GIVEN PROBLEM => Give the data below again exactly as it stands. Omit the pictures.

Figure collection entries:
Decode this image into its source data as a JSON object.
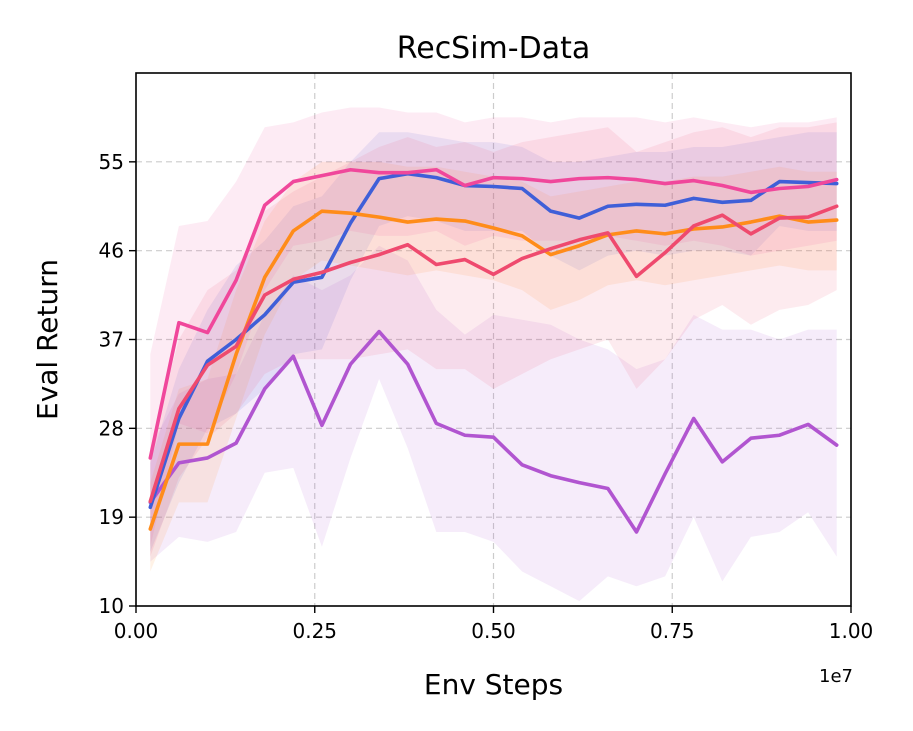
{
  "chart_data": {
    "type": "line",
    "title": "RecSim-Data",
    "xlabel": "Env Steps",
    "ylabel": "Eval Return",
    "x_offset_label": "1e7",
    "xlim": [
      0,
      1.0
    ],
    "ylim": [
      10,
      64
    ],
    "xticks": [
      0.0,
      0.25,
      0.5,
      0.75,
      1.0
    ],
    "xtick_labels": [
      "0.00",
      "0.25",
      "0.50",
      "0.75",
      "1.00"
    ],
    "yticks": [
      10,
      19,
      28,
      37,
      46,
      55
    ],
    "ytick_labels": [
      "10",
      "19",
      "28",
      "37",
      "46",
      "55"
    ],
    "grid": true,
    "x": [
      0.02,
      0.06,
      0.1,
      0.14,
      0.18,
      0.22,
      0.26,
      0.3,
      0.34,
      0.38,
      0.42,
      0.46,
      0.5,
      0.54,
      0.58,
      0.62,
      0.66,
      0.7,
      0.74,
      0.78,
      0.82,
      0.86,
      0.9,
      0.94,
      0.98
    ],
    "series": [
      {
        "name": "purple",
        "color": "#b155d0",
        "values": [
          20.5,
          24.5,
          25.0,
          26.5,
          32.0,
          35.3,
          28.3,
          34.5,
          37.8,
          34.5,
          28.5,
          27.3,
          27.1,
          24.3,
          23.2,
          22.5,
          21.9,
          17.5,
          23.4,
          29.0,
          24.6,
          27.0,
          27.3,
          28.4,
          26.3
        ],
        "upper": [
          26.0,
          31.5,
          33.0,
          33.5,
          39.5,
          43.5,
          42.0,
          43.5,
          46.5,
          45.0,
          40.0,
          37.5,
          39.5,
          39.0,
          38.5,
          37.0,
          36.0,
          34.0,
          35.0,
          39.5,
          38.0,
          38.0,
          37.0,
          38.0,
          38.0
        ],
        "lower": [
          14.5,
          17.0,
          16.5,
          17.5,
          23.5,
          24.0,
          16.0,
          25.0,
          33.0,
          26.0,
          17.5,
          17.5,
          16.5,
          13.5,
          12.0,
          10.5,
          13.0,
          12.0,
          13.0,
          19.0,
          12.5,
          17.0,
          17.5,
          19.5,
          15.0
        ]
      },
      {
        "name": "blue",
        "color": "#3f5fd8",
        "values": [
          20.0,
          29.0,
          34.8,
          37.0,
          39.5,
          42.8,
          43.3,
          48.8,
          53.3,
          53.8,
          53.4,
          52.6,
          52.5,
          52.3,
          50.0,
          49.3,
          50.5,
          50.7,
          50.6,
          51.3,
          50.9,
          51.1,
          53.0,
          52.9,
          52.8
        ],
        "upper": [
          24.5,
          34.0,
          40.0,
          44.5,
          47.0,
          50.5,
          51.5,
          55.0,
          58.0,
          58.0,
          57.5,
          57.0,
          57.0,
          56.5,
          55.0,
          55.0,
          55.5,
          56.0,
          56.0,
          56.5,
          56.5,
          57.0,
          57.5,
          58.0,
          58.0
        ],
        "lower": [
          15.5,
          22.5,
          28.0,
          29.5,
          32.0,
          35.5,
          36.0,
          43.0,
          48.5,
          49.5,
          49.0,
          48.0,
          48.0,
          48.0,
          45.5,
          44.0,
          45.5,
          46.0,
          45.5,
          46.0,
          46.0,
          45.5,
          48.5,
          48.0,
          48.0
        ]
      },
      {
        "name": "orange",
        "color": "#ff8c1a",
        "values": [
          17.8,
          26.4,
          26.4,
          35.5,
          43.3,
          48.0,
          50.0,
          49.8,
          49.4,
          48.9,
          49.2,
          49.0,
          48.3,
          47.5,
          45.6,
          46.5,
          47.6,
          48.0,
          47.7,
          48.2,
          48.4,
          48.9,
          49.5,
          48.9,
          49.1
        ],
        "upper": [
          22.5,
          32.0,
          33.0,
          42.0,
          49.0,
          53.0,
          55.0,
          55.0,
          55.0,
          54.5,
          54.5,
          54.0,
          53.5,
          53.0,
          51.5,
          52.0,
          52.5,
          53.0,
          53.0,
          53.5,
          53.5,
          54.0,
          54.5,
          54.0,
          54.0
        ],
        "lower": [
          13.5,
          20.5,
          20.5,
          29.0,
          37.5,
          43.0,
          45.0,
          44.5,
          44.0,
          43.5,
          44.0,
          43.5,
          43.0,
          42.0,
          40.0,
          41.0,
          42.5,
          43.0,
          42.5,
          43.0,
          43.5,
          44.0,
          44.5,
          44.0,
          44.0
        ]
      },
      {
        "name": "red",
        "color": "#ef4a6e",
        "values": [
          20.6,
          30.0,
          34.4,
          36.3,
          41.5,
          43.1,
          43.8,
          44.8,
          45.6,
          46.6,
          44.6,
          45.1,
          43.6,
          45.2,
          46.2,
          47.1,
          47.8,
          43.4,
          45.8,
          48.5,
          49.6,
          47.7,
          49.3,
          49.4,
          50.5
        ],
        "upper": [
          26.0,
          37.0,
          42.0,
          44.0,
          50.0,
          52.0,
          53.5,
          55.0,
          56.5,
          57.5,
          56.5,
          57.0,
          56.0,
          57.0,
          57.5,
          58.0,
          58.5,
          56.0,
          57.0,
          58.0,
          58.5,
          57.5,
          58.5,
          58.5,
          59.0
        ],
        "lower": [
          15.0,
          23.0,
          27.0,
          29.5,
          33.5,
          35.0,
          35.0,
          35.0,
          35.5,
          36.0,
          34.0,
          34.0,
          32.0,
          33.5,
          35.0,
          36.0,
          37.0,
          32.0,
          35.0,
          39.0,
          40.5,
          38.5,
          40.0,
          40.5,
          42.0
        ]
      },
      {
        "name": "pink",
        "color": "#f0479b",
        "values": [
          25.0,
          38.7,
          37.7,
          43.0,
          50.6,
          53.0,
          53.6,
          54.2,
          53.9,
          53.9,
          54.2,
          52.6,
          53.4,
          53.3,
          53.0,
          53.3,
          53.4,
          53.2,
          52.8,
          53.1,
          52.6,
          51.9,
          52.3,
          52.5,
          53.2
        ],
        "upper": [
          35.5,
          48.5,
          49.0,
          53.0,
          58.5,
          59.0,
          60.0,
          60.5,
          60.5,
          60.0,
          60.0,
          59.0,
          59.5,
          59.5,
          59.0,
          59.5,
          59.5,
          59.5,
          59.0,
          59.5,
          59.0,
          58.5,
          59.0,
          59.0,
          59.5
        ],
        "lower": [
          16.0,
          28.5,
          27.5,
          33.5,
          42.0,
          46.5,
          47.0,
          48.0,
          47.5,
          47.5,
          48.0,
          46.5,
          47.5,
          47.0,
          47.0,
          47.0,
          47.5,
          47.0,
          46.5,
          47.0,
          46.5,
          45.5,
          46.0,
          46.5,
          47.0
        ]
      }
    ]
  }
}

WRITTEN SOLUTION =>
Decode this image into its source data as a JSON object.
{
  "chart_data": {
    "type": "line",
    "title": "RecSim-Data",
    "xlabel": "Env Steps",
    "ylabel": "Eval Return",
    "x_offset_label": "1e7",
    "xlim": [
      0,
      1.0
    ],
    "ylim": [
      10,
      64
    ],
    "xticks": [
      0.0,
      0.25,
      0.5,
      0.75,
      1.0
    ],
    "xtick_labels": [
      "0.00",
      "0.25",
      "0.50",
      "0.75",
      "1.00"
    ],
    "yticks": [
      10,
      19,
      28,
      37,
      46,
      55
    ],
    "ytick_labels": [
      "10",
      "19",
      "28",
      "37",
      "46",
      "55"
    ],
    "grid": true,
    "x": [
      0.02,
      0.06,
      0.1,
      0.14,
      0.18,
      0.22,
      0.26,
      0.3,
      0.34,
      0.38,
      0.42,
      0.46,
      0.5,
      0.54,
      0.58,
      0.62,
      0.66,
      0.7,
      0.74,
      0.78,
      0.82,
      0.86,
      0.9,
      0.94,
      0.98
    ],
    "series": [
      {
        "name": "purple",
        "color": "#b155d0",
        "values": [
          20.5,
          24.5,
          25.0,
          26.5,
          32.0,
          35.3,
          28.3,
          34.5,
          37.8,
          34.5,
          28.5,
          27.3,
          27.1,
          24.3,
          23.2,
          22.5,
          21.9,
          17.5,
          23.4,
          29.0,
          24.6,
          27.0,
          27.3,
          28.4,
          26.3
        ],
        "upper": [
          26.0,
          31.5,
          33.0,
          33.5,
          39.5,
          43.5,
          42.0,
          43.5,
          46.5,
          45.0,
          40.0,
          37.5,
          39.5,
          39.0,
          38.5,
          37.0,
          36.0,
          34.0,
          35.0,
          39.5,
          38.0,
          38.0,
          37.0,
          38.0,
          38.0
        ],
        "lower": [
          14.5,
          17.0,
          16.5,
          17.5,
          23.5,
          24.0,
          16.0,
          25.0,
          33.0,
          26.0,
          17.5,
          17.5,
          16.5,
          13.5,
          12.0,
          10.5,
          13.0,
          12.0,
          13.0,
          19.0,
          12.5,
          17.0,
          17.5,
          19.5,
          15.0
        ]
      },
      {
        "name": "blue",
        "color": "#3f5fd8",
        "values": [
          20.0,
          29.0,
          34.8,
          37.0,
          39.5,
          42.8,
          43.3,
          48.8,
          53.3,
          53.8,
          53.4,
          52.6,
          52.5,
          52.3,
          50.0,
          49.3,
          50.5,
          50.7,
          50.6,
          51.3,
          50.9,
          51.1,
          53.0,
          52.9,
          52.8
        ],
        "upper": [
          24.5,
          34.0,
          40.0,
          44.5,
          47.0,
          50.5,
          51.5,
          55.0,
          58.0,
          58.0,
          57.5,
          57.0,
          57.0,
          56.5,
          55.0,
          55.0,
          55.5,
          56.0,
          56.0,
          56.5,
          56.5,
          57.0,
          57.5,
          58.0,
          58.0
        ],
        "lower": [
          15.5,
          22.5,
          28.0,
          29.5,
          32.0,
          35.5,
          36.0,
          43.0,
          48.5,
          49.5,
          49.0,
          48.0,
          48.0,
          48.0,
          45.5,
          44.0,
          45.5,
          46.0,
          45.5,
          46.0,
          46.0,
          45.5,
          48.5,
          48.0,
          48.0
        ]
      },
      {
        "name": "orange",
        "color": "#ff8c1a",
        "values": [
          17.8,
          26.4,
          26.4,
          35.5,
          43.3,
          48.0,
          50.0,
          49.8,
          49.4,
          48.9,
          49.2,
          49.0,
          48.3,
          47.5,
          45.6,
          46.5,
          47.6,
          48.0,
          47.7,
          48.2,
          48.4,
          48.9,
          49.5,
          48.9,
          49.1
        ],
        "upper": [
          22.5,
          32.0,
          33.0,
          42.0,
          49.0,
          53.0,
          55.0,
          55.0,
          55.0,
          54.5,
          54.5,
          54.0,
          53.5,
          53.0,
          51.5,
          52.0,
          52.5,
          53.0,
          53.0,
          53.5,
          53.5,
          54.0,
          54.5,
          54.0,
          54.0
        ],
        "lower": [
          13.5,
          20.5,
          20.5,
          29.0,
          37.5,
          43.0,
          45.0,
          44.5,
          44.0,
          43.5,
          44.0,
          43.5,
          43.0,
          42.0,
          40.0,
          41.0,
          42.5,
          43.0,
          42.5,
          43.0,
          43.5,
          44.0,
          44.5,
          44.0,
          44.0
        ]
      },
      {
        "name": "red",
        "color": "#ef4a6e",
        "values": [
          20.6,
          30.0,
          34.4,
          36.3,
          41.5,
          43.1,
          43.8,
          44.8,
          45.6,
          46.6,
          44.6,
          45.1,
          43.6,
          45.2,
          46.2,
          47.1,
          47.8,
          43.4,
          45.8,
          48.5,
          49.6,
          47.7,
          49.3,
          49.4,
          50.5
        ],
        "upper": [
          26.0,
          37.0,
          42.0,
          44.0,
          50.0,
          52.0,
          53.5,
          55.0,
          56.5,
          57.5,
          56.5,
          57.0,
          56.0,
          57.0,
          57.5,
          58.0,
          58.5,
          56.0,
          57.0,
          58.0,
          58.5,
          57.5,
          58.5,
          58.5,
          59.0
        ],
        "lower": [
          15.0,
          23.0,
          27.0,
          29.5,
          33.5,
          35.0,
          35.0,
          35.0,
          35.5,
          36.0,
          34.0,
          34.0,
          32.0,
          33.5,
          35.0,
          36.0,
          37.0,
          32.0,
          35.0,
          39.0,
          40.5,
          38.5,
          40.0,
          40.5,
          42.0
        ]
      },
      {
        "name": "pink",
        "color": "#f0479b",
        "values": [
          25.0,
          38.7,
          37.7,
          43.0,
          50.6,
          53.0,
          53.6,
          54.2,
          53.9,
          53.9,
          54.2,
          52.6,
          53.4,
          53.3,
          53.0,
          53.3,
          53.4,
          53.2,
          52.8,
          53.1,
          52.6,
          51.9,
          52.3,
          52.5,
          53.2
        ],
        "upper": [
          35.5,
          48.5,
          49.0,
          53.0,
          58.5,
          59.0,
          60.0,
          60.5,
          60.5,
          60.0,
          60.0,
          59.0,
          59.5,
          59.5,
          59.0,
          59.5,
          59.5,
          59.5,
          59.0,
          59.5,
          59.0,
          58.5,
          59.0,
          59.0,
          59.5
        ],
        "lower": [
          16.0,
          28.5,
          27.5,
          33.5,
          42.0,
          46.5,
          47.0,
          48.0,
          47.5,
          47.5,
          48.0,
          46.5,
          47.5,
          47.0,
          47.0,
          47.0,
          47.5,
          47.0,
          46.5,
          47.0,
          46.5,
          45.5,
          46.0,
          46.5,
          47.0
        ]
      }
    ]
  }
}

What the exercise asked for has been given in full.